● Work to complete
Update the entries from the start through the line containing "y-axis-title: Energy (pJ)" by replacing "power state" with "memory command", leaving everything else unchanged, and give back only those lines.
--- START Given records ---
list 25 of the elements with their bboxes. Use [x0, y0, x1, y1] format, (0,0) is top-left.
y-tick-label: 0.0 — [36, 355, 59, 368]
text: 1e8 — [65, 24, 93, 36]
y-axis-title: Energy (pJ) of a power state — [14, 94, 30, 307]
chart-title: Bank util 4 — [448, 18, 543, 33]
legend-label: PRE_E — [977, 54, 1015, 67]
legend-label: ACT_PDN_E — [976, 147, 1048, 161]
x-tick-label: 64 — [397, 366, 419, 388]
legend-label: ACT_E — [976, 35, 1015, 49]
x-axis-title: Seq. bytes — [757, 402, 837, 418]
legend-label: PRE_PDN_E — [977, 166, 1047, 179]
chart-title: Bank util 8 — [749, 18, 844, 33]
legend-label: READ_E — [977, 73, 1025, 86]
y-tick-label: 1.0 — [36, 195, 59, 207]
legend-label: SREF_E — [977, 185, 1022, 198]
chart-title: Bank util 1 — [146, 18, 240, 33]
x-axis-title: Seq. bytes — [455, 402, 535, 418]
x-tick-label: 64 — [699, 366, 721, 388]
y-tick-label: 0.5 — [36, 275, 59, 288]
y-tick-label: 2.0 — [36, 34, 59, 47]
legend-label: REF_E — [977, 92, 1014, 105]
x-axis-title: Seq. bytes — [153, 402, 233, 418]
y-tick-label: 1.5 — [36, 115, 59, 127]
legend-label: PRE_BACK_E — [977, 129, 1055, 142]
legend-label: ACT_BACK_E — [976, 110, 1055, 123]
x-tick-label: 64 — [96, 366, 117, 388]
--- END Given records ---
● Task output
list 25 of the elements with their bboxes. Use [x0, y0, x1, y1] format, (0,0) is top-left.
y-tick-label: 0.0 — [36, 355, 59, 368]
text: 1e8 — [65, 24, 93, 36]
y-axis-title: Energy (pJ) of a memory command — [14, 94, 30, 307]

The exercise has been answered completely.